***** Records to process *****

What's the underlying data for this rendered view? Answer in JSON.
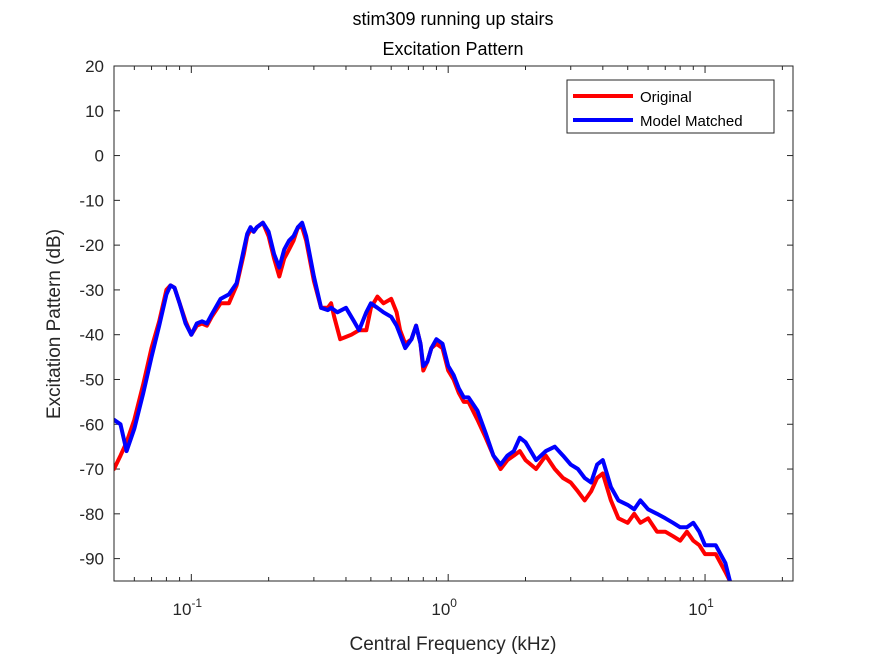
{
  "chart_data": {
    "type": "line",
    "title": [
      "stim309 running up stairs",
      "Excitation Pattern"
    ],
    "xlabel": "Central Frequency (kHz)",
    "ylabel": "Excitation Pattern (dB)",
    "xscale": "log",
    "xlim": [
      0.05,
      22
    ],
    "ylim": [
      -95,
      20
    ],
    "yticks": [
      20,
      10,
      0,
      -10,
      -20,
      -30,
      -40,
      -50,
      -60,
      -70,
      -80,
      -90
    ],
    "xticks": [
      {
        "value": 0.1,
        "base": "10",
        "exp": "-1"
      },
      {
        "value": 1,
        "base": "10",
        "exp": "0"
      },
      {
        "value": 10,
        "base": "10",
        "exp": "1"
      }
    ],
    "legend": {
      "placement": "top-right"
    },
    "series": [
      {
        "name": "Original",
        "color": "#ff0000",
        "points": [
          [
            0.05,
            -70.0
          ],
          [
            0.053,
            -67
          ],
          [
            0.056,
            -64
          ],
          [
            0.06,
            -59
          ],
          [
            0.065,
            -51
          ],
          [
            0.07,
            -43
          ],
          [
            0.075,
            -37
          ],
          [
            0.08,
            -30
          ],
          [
            0.083,
            -29
          ],
          [
            0.086,
            -29.5
          ],
          [
            0.09,
            -33
          ],
          [
            0.095,
            -37
          ],
          [
            0.1,
            -40
          ],
          [
            0.105,
            -38
          ],
          [
            0.11,
            -37.5
          ],
          [
            0.115,
            -38
          ],
          [
            0.12,
            -36
          ],
          [
            0.13,
            -33
          ],
          [
            0.14,
            -33
          ],
          [
            0.15,
            -29
          ],
          [
            0.16,
            -22
          ],
          [
            0.165,
            -18
          ],
          [
            0.17,
            -16.5
          ],
          [
            0.175,
            -17
          ],
          [
            0.18,
            -16
          ],
          [
            0.19,
            -15
          ],
          [
            0.2,
            -18
          ],
          [
            0.21,
            -23
          ],
          [
            0.22,
            -27
          ],
          [
            0.23,
            -23
          ],
          [
            0.24,
            -21
          ],
          [
            0.25,
            -19
          ],
          [
            0.26,
            -16
          ],
          [
            0.27,
            -16
          ],
          [
            0.28,
            -19
          ],
          [
            0.3,
            -28
          ],
          [
            0.32,
            -34
          ],
          [
            0.34,
            -34
          ],
          [
            0.35,
            -33
          ],
          [
            0.36,
            -36
          ],
          [
            0.38,
            -41
          ],
          [
            0.4,
            -40.5
          ],
          [
            0.42,
            -40
          ],
          [
            0.45,
            -39
          ],
          [
            0.48,
            -39
          ],
          [
            0.5,
            -34
          ],
          [
            0.53,
            -31.5
          ],
          [
            0.56,
            -33
          ],
          [
            0.6,
            -32
          ],
          [
            0.63,
            -35
          ],
          [
            0.65,
            -39
          ],
          [
            0.68,
            -42
          ],
          [
            0.72,
            -41
          ],
          [
            0.75,
            -38
          ],
          [
            0.78,
            -42
          ],
          [
            0.8,
            -48
          ],
          [
            0.83,
            -46
          ],
          [
            0.86,
            -43
          ],
          [
            0.9,
            -42
          ],
          [
            0.95,
            -43
          ],
          [
            1.0,
            -48
          ],
          [
            1.05,
            -50
          ],
          [
            1.1,
            -53
          ],
          [
            1.15,
            -55
          ],
          [
            1.2,
            -55
          ],
          [
            1.3,
            -59
          ],
          [
            1.4,
            -63
          ],
          [
            1.5,
            -67
          ],
          [
            1.6,
            -70
          ],
          [
            1.7,
            -68
          ],
          [
            1.8,
            -67
          ],
          [
            1.9,
            -66
          ],
          [
            2.0,
            -68
          ],
          [
            2.2,
            -70
          ],
          [
            2.4,
            -67
          ],
          [
            2.6,
            -70
          ],
          [
            2.8,
            -72
          ],
          [
            3.0,
            -73
          ],
          [
            3.2,
            -75
          ],
          [
            3.4,
            -77
          ],
          [
            3.6,
            -75
          ],
          [
            3.8,
            -72
          ],
          [
            4.0,
            -71
          ],
          [
            4.3,
            -77
          ],
          [
            4.6,
            -81
          ],
          [
            5.0,
            -82
          ],
          [
            5.3,
            -80
          ],
          [
            5.6,
            -82
          ],
          [
            6.0,
            -81
          ],
          [
            6.5,
            -84
          ],
          [
            7.0,
            -84
          ],
          [
            7.5,
            -85
          ],
          [
            8.0,
            -86
          ],
          [
            8.5,
            -84
          ],
          [
            9.0,
            -86
          ],
          [
            9.5,
            -87
          ],
          [
            10.0,
            -89
          ],
          [
            11.0,
            -89
          ],
          [
            12.0,
            -93
          ],
          [
            12.5,
            -95
          ]
        ]
      },
      {
        "name": "Model Matched",
        "color": "#0000ff",
        "points": [
          [
            0.05,
            -59.0
          ],
          [
            0.053,
            -60
          ],
          [
            0.056,
            -66
          ],
          [
            0.06,
            -61
          ],
          [
            0.065,
            -53
          ],
          [
            0.07,
            -45
          ],
          [
            0.075,
            -38
          ],
          [
            0.08,
            -31
          ],
          [
            0.083,
            -29
          ],
          [
            0.086,
            -29.5
          ],
          [
            0.09,
            -33
          ],
          [
            0.095,
            -37.5
          ],
          [
            0.1,
            -40
          ],
          [
            0.105,
            -37.5
          ],
          [
            0.11,
            -37
          ],
          [
            0.115,
            -37.5
          ],
          [
            0.12,
            -35.5
          ],
          [
            0.13,
            -32
          ],
          [
            0.14,
            -31
          ],
          [
            0.15,
            -28.5
          ],
          [
            0.16,
            -21
          ],
          [
            0.165,
            -17.5
          ],
          [
            0.17,
            -16
          ],
          [
            0.175,
            -17
          ],
          [
            0.18,
            -16
          ],
          [
            0.19,
            -15
          ],
          [
            0.2,
            -17
          ],
          [
            0.21,
            -22
          ],
          [
            0.22,
            -25
          ],
          [
            0.23,
            -21
          ],
          [
            0.24,
            -19
          ],
          [
            0.25,
            -18
          ],
          [
            0.26,
            -16
          ],
          [
            0.27,
            -15
          ],
          [
            0.28,
            -18
          ],
          [
            0.3,
            -27
          ],
          [
            0.32,
            -34
          ],
          [
            0.34,
            -34.5
          ],
          [
            0.35,
            -34
          ],
          [
            0.37,
            -35
          ],
          [
            0.4,
            -34
          ],
          [
            0.43,
            -37
          ],
          [
            0.45,
            -39
          ],
          [
            0.48,
            -35
          ],
          [
            0.5,
            -33
          ],
          [
            0.53,
            -34
          ],
          [
            0.56,
            -35
          ],
          [
            0.6,
            -36
          ],
          [
            0.63,
            -38
          ],
          [
            0.65,
            -40
          ],
          [
            0.68,
            -43
          ],
          [
            0.72,
            -41
          ],
          [
            0.75,
            -38
          ],
          [
            0.78,
            -42
          ],
          [
            0.8,
            -47
          ],
          [
            0.83,
            -46
          ],
          [
            0.86,
            -43
          ],
          [
            0.9,
            -41
          ],
          [
            0.95,
            -42
          ],
          [
            1.0,
            -47
          ],
          [
            1.05,
            -49
          ],
          [
            1.1,
            -52
          ],
          [
            1.15,
            -54
          ],
          [
            1.2,
            -54
          ],
          [
            1.3,
            -57
          ],
          [
            1.4,
            -62
          ],
          [
            1.5,
            -67
          ],
          [
            1.6,
            -69
          ],
          [
            1.7,
            -67
          ],
          [
            1.8,
            -66
          ],
          [
            1.9,
            -63
          ],
          [
            2.0,
            -64
          ],
          [
            2.2,
            -68
          ],
          [
            2.4,
            -66
          ],
          [
            2.6,
            -65
          ],
          [
            2.8,
            -67
          ],
          [
            3.0,
            -69
          ],
          [
            3.2,
            -70
          ],
          [
            3.4,
            -72
          ],
          [
            3.6,
            -73
          ],
          [
            3.8,
            -69
          ],
          [
            4.0,
            -68
          ],
          [
            4.3,
            -74
          ],
          [
            4.6,
            -77
          ],
          [
            5.0,
            -78
          ],
          [
            5.3,
            -79
          ],
          [
            5.6,
            -77
          ],
          [
            6.0,
            -79
          ],
          [
            6.5,
            -80
          ],
          [
            7.0,
            -81
          ],
          [
            7.5,
            -82
          ],
          [
            8.0,
            -83
          ],
          [
            8.5,
            -83
          ],
          [
            9.0,
            -82
          ],
          [
            9.5,
            -84
          ],
          [
            10.0,
            -87
          ],
          [
            11.0,
            -87
          ],
          [
            12.0,
            -91
          ],
          [
            12.5,
            -95
          ]
        ]
      }
    ]
  }
}
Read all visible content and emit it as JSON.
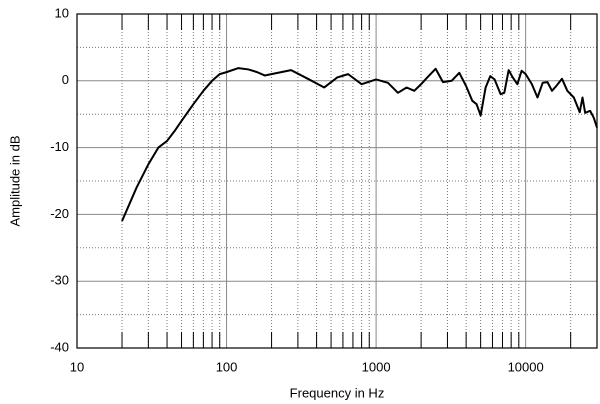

*****

Your task is to list each line of the records with the word "Excitation".

      "Excitation Pattern"
    "ylabel": "Excitation Pattern (dB)",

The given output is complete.